Dataset rows:
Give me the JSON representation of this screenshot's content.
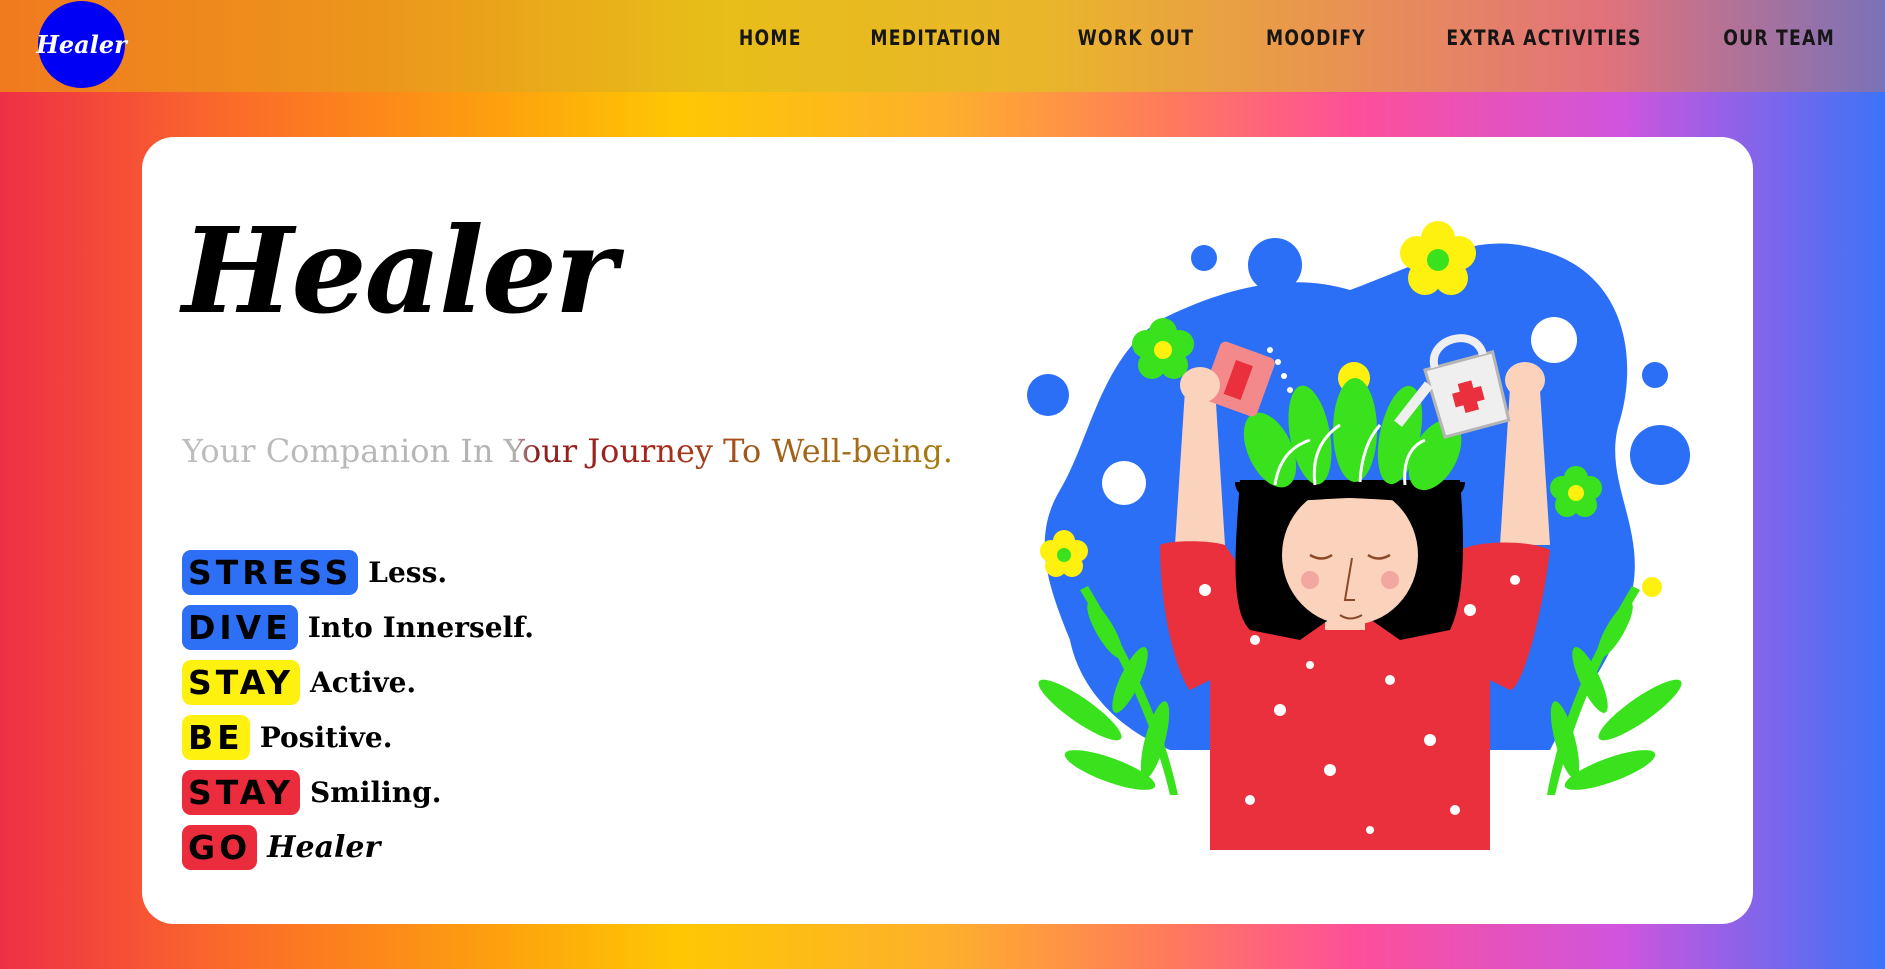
{
  "navbar": {
    "logo_text": "Healer",
    "links": [
      "HOME",
      "MEDITATION",
      "WORK OUT",
      "MOODIFY",
      "EXTRA ACTIVITIES",
      "OUR TEAM"
    ]
  },
  "hero": {
    "title": "Healer",
    "tagline": "Your Companion In Your Journey To Well-being.",
    "mottos": [
      {
        "badge": "STRESS",
        "text": "Less.",
        "color": "#2d6ff5"
      },
      {
        "badge": "DIVE",
        "text": "Into Innerself.",
        "color": "#2d6ff5"
      },
      {
        "badge": "STAY",
        "text": "Active.",
        "color": "#fff10f"
      },
      {
        "badge": "BE",
        "text": "Positive.",
        "color": "#fff10f"
      },
      {
        "badge": "STAY",
        "text": "Smiling.",
        "color": "#eb2c3c"
      },
      {
        "badge": "GO",
        "text": "Healer",
        "color": "#eb2c3c"
      }
    ],
    "illustration_icon": "mental-wellbeing-illustration"
  },
  "colors": {
    "logo": "#0000f5",
    "blob": "#2b6ff6",
    "leaf": "#39e21c",
    "shirt": "#e9303c"
  }
}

What to work on:
Your copy should repeat each entry above exactly but contain no pictures.

Result below:
Give me the JSON representation of this screenshot's content.
{
  "navbar": {
    "logo_text": "Healer",
    "links": [
      "HOME",
      "MEDITATION",
      "WORK OUT",
      "MOODIFY",
      "EXTRA ACTIVITIES",
      "OUR TEAM"
    ]
  },
  "hero": {
    "title": "Healer",
    "tagline": "Your Companion In Your Journey To Well-being.",
    "mottos": [
      {
        "badge": "STRESS",
        "text": "Less.",
        "color": "#2d6ff5"
      },
      {
        "badge": "DIVE",
        "text": "Into Innerself.",
        "color": "#2d6ff5"
      },
      {
        "badge": "STAY",
        "text": "Active.",
        "color": "#fff10f"
      },
      {
        "badge": "BE",
        "text": "Positive.",
        "color": "#fff10f"
      },
      {
        "badge": "STAY",
        "text": "Smiling.",
        "color": "#eb2c3c"
      },
      {
        "badge": "GO",
        "text": "Healer",
        "color": "#eb2c3c"
      }
    ],
    "illustration_icon": "mental-wellbeing-illustration"
  },
  "colors": {
    "logo": "#0000f5",
    "blob": "#2b6ff6",
    "leaf": "#39e21c",
    "shirt": "#e9303c"
  }
}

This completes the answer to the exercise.